> Prompt: All of the records below need to be copied exactly.

--- --- ---

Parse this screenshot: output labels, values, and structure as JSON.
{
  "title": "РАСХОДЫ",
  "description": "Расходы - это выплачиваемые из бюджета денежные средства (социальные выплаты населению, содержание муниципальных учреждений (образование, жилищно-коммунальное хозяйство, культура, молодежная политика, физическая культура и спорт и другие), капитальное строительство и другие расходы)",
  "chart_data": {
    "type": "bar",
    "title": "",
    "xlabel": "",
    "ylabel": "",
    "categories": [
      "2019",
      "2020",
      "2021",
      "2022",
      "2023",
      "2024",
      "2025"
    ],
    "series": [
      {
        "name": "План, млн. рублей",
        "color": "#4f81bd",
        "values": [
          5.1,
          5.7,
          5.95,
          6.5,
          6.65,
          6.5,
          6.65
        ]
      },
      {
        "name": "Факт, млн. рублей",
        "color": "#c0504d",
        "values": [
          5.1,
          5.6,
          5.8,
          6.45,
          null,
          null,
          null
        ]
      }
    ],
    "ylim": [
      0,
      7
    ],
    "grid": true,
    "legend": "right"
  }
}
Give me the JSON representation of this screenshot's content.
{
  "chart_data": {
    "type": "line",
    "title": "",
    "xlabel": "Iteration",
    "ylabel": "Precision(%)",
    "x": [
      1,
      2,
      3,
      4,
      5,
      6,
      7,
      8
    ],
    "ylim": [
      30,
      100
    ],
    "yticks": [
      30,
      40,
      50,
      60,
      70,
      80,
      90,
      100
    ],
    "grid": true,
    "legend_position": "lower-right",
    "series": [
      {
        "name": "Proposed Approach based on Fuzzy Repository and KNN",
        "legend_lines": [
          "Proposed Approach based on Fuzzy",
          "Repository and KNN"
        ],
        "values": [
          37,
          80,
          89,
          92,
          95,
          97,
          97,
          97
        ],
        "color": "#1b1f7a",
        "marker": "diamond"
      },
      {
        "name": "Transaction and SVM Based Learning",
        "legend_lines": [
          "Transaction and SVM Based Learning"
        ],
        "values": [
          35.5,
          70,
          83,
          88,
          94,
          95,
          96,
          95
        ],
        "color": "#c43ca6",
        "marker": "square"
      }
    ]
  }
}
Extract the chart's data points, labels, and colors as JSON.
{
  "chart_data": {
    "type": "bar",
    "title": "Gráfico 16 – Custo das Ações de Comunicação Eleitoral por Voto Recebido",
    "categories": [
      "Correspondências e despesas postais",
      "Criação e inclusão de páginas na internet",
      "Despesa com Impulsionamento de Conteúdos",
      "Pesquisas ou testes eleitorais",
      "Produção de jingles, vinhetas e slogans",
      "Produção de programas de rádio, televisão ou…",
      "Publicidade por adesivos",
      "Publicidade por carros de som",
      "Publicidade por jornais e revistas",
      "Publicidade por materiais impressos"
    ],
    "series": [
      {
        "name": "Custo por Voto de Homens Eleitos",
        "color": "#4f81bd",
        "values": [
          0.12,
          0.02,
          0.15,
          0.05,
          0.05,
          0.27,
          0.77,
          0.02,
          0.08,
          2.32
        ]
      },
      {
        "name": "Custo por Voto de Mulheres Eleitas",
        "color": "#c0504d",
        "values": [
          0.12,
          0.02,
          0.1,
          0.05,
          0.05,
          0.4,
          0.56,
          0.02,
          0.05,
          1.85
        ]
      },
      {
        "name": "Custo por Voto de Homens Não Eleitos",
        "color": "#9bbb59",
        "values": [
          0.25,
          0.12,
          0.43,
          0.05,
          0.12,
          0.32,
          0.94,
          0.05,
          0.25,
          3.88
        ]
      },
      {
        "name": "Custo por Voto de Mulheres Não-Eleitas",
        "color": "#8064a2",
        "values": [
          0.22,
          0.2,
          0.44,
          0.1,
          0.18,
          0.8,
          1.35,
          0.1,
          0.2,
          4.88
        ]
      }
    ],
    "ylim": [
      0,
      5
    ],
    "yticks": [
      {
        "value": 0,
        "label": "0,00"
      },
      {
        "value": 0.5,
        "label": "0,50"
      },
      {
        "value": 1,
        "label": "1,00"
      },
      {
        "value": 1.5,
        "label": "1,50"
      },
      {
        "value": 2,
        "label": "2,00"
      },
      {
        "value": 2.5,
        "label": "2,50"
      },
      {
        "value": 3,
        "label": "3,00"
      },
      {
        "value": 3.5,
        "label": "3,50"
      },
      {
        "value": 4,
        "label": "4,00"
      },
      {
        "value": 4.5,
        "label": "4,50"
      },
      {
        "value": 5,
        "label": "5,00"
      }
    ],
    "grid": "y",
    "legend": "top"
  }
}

--- --- ---

> The completed task:
Parse this screenshot: output labels, values, and structure as JSON.
{
  "title": "РАСХОДЫ",
  "description": "Расходы - это выплачиваемые из бюджета денежные средства (социальные выплаты населению, содержание муниципальных учреждений (образование, жилищно-коммунальное хозяйство, культура, молодежная политика, физическая культура и спорт и другие), капитальное строительство и другие расходы)",
  "chart_data": {
    "type": "bar",
    "title": "",
    "xlabel": "",
    "ylabel": "",
    "categories": [
      "2019",
      "2020",
      "2021",
      "2022",
      "2023",
      "2024",
      "2025"
    ],
    "series": [
      {
        "name": "План, млн. рублей",
        "color": "#4f81bd",
        "values": [
          5.1,
          5.7,
          5.95,
          6.5,
          6.65,
          6.5,
          6.65
        ]
      },
      {
        "name": "Факт, млн. рублей",
        "color": "#c0504d",
        "values": [
          5.1,
          5.6,
          5.8,
          6.45,
          null,
          null,
          null
        ]
      }
    ],
    "ylim": [
      0,
      7
    ],
    "grid": true,
    "legend": "right"
  }
}
Give me the JSON representation of this screenshot's content.
{
  "chart_data": {
    "type": "line",
    "title": "",
    "xlabel": "Iteration",
    "ylabel": "Precision(%)",
    "x": [
      1,
      2,
      3,
      4,
      5,
      6,
      7,
      8
    ],
    "ylim": [
      30,
      100
    ],
    "yticks": [
      30,
      40,
      50,
      60,
      70,
      80,
      90,
      100
    ],
    "grid": true,
    "legend_position": "lower-right",
    "series": [
      {
        "name": "Proposed Approach based on Fuzzy Repository and KNN",
        "legend_lines": [
          "Proposed Approach based on Fuzzy",
          "Repository and KNN"
        ],
        "values": [
          37,
          80,
          89,
          92,
          95,
          97,
          97,
          97
        ],
        "color": "#1b1f7a",
        "marker": "diamond"
      },
      {
        "name": "Transaction and SVM Based Learning",
        "legend_lines": [
          "Transaction and SVM Based Learning"
        ],
        "values": [
          35.5,
          70,
          83,
          88,
          94,
          95,
          96,
          95
        ],
        "color": "#c43ca6",
        "marker": "square"
      }
    ]
  }
}
Extract the chart's data points, labels, and colors as JSON.
{
  "chart_data": {
    "type": "bar",
    "title": "Gráfico 16 – Custo das Ações de Comunicação Eleitoral por Voto Recebido",
    "categories": [
      "Correspondências e despesas postais",
      "Criação e inclusão de páginas na internet",
      "Despesa com Impulsionamento de Conteúdos",
      "Pesquisas ou testes eleitorais",
      "Produção de jingles, vinhetas e slogans",
      "Produção de programas de rádio, televisão ou…",
      "Publicidade por adesivos",
      "Publicidade por carros de som",
      "Publicidade por jornais e revistas",
      "Publicidade por materiais impressos"
    ],
    "series": [
      {
        "name": "Custo por Voto de Homens Eleitos",
        "color": "#4f81bd",
        "values": [
          0.12,
          0.02,
          0.15,
          0.05,
          0.05,
          0.27,
          0.77,
          0.02,
          0.08,
          2.32
        ]
      },
      {
        "name": "Custo por Voto de Mulheres Eleitas",
        "color": "#c0504d",
        "values": [
          0.12,
          0.02,
          0.1,
          0.05,
          0.05,
          0.4,
          0.56,
          0.02,
          0.05,
          1.85
        ]
      },
      {
        "name": "Custo por Voto de Homens Não Eleitos",
        "color": "#9bbb59",
        "values": [
          0.25,
          0.12,
          0.43,
          0.05,
          0.12,
          0.32,
          0.94,
          0.05,
          0.25,
          3.88
        ]
      },
      {
        "name": "Custo por Voto de Mulheres Não-Eleitas",
        "color": "#8064a2",
        "values": [
          0.22,
          0.2,
          0.44,
          0.1,
          0.18,
          0.8,
          1.35,
          0.1,
          0.2,
          4.88
        ]
      }
    ],
    "ylim": [
      0,
      5
    ],
    "yticks": [
      {
        "value": 0,
        "label": "0,00"
      },
      {
        "value": 0.5,
        "label": "0,50"
      },
      {
        "value": 1,
        "label": "1,00"
      },
      {
        "value": 1.5,
        "label": "1,50"
      },
      {
        "value": 2,
        "label": "2,00"
      },
      {
        "value": 2.5,
        "label": "2,50"
      },
      {
        "value": 3,
        "label": "3,00"
      },
      {
        "value": 3.5,
        "label": "3,50"
      },
      {
        "value": 4,
        "label": "4,00"
      },
      {
        "value": 4.5,
        "label": "4,50"
      },
      {
        "value": 5,
        "label": "5,00"
      }
    ],
    "grid": "y",
    "legend": "top"
  }
}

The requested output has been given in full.